§ PROBLEM REQUIREMENTS
Set down each line of the material that follows, exactly, with no pictures.

────

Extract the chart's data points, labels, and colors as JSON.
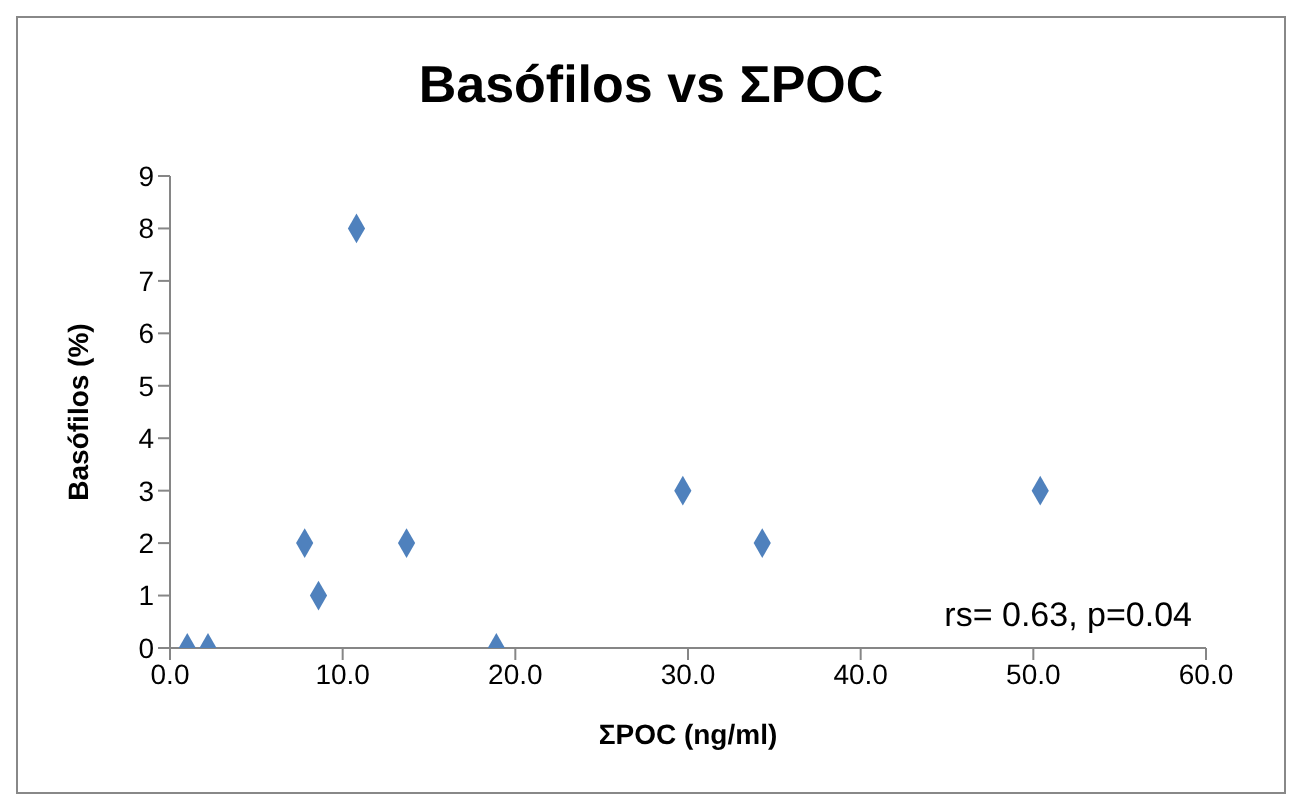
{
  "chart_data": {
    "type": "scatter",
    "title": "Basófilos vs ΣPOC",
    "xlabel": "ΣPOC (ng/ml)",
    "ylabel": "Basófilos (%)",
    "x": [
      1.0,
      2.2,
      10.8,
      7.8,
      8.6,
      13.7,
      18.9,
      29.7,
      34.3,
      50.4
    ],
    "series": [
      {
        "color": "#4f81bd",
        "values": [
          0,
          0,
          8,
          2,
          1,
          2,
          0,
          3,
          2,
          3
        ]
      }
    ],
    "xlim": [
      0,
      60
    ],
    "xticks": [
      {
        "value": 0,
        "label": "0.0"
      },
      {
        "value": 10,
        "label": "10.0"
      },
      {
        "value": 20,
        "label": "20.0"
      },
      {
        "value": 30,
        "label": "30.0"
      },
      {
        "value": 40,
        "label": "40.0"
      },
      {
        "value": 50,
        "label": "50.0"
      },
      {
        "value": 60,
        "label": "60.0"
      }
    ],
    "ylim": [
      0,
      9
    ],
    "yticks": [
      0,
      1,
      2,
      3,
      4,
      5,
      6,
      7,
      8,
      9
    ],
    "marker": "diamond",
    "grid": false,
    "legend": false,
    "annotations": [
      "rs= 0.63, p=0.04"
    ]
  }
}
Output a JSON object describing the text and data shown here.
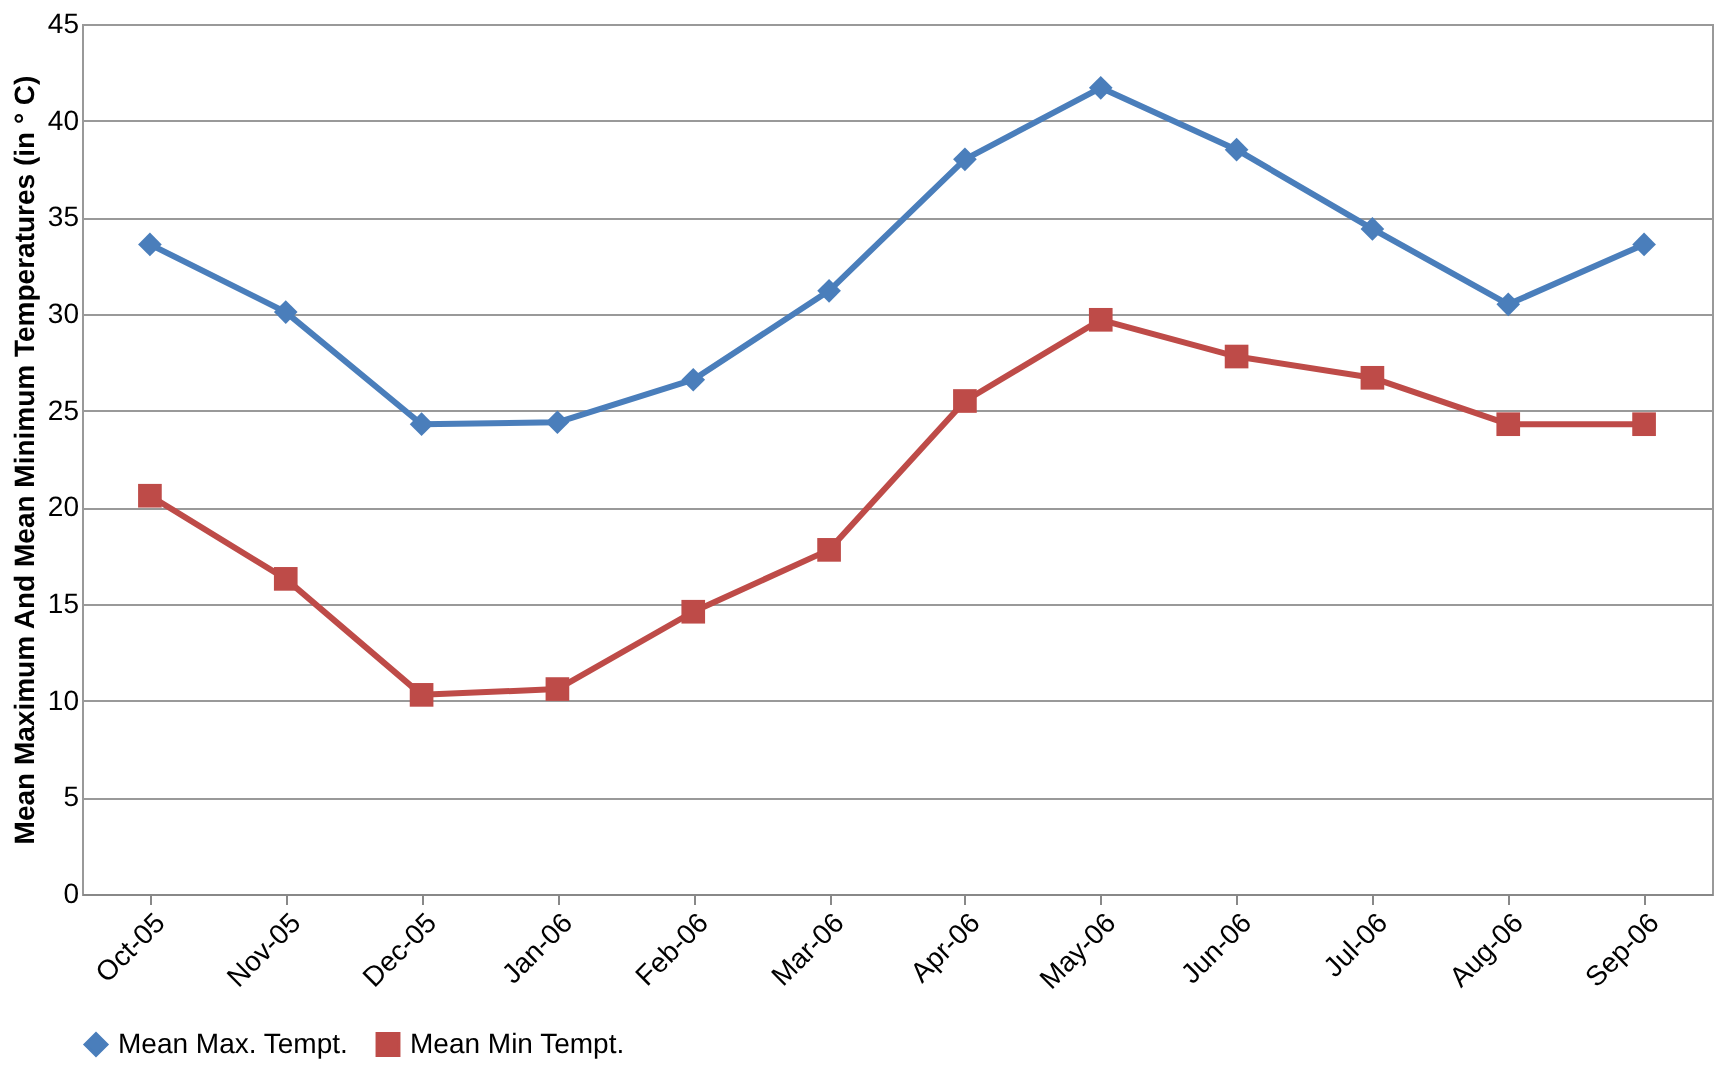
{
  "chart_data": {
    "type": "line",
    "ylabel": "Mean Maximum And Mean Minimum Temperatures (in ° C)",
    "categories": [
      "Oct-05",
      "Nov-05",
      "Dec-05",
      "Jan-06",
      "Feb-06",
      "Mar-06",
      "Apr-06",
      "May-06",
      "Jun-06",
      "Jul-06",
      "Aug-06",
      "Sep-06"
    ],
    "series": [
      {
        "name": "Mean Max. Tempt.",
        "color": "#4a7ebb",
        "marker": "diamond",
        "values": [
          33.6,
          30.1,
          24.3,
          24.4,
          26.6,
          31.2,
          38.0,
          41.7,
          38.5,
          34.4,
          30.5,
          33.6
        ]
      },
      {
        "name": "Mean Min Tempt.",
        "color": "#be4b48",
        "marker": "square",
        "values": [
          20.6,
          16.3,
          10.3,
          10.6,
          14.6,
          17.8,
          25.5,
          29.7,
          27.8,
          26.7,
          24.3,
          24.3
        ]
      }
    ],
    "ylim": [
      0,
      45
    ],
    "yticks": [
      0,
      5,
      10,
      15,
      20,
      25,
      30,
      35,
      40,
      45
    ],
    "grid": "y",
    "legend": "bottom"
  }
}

────

§ RESPONSE
Extract the chart's data points, labels, and colors as JSON.
{
  "chart_data": {
    "type": "scatter",
    "title": "Basófilos vs ΣPOC",
    "xlabel": "ΣPOC (ng/ml)",
    "ylabel": "Basófilos (%)",
    "x": [
      1.0,
      2.2,
      10.8,
      7.8,
      8.6,
      13.7,
      18.9,
      29.7,
      34.3,
      50.4
    ],
    "series": [
      {
        "color": "#4f81bd",
        "values": [
          0,
          0,
          8,
          2,
          1,
          2,
          0,
          3,
          2,
          3
        ]
      }
    ],
    "xlim": [
      0,
      60
    ],
    "xticks": [
      {
        "value": 0,
        "label": "0.0"
      },
      {
        "value": 10,
        "label": "10.0"
      },
      {
        "value": 20,
        "label": "20.0"
      },
      {
        "value": 30,
        "label": "30.0"
      },
      {
        "value": 40,
        "label": "40.0"
      },
      {
        "value": 50,
        "label": "50.0"
      },
      {
        "value": 60,
        "label": "60.0"
      }
    ],
    "ylim": [
      0,
      9
    ],
    "yticks": [
      0,
      1,
      2,
      3,
      4,
      5,
      6,
      7,
      8,
      9
    ],
    "marker": "diamond",
    "grid": false,
    "legend": false,
    "annotations": [
      "rs= 0.63, p=0.04"
    ]
  }
}
Output a JSON object describing the text and data shown here.
{
  "chart_data": {
    "type": "line",
    "ylabel": "Mean Maximum And Mean Minimum Temperatures (in ° C)",
    "categories": [
      "Oct-05",
      "Nov-05",
      "Dec-05",
      "Jan-06",
      "Feb-06",
      "Mar-06",
      "Apr-06",
      "May-06",
      "Jun-06",
      "Jul-06",
      "Aug-06",
      "Sep-06"
    ],
    "series": [
      {
        "name": "Mean Max. Tempt.",
        "color": "#4a7ebb",
        "marker": "diamond",
        "values": [
          33.6,
          30.1,
          24.3,
          24.4,
          26.6,
          31.2,
          38.0,
          41.7,
          38.5,
          34.4,
          30.5,
          33.6
        ]
      },
      {
        "name": "Mean Min Tempt.",
        "color": "#be4b48",
        "marker": "square",
        "values": [
          20.6,
          16.3,
          10.3,
          10.6,
          14.6,
          17.8,
          25.5,
          29.7,
          27.8,
          26.7,
          24.3,
          24.3
        ]
      }
    ],
    "ylim": [
      0,
      45
    ],
    "yticks": [
      0,
      5,
      10,
      15,
      20,
      25,
      30,
      35,
      40,
      45
    ],
    "grid": "y",
    "legend": "bottom"
  }
}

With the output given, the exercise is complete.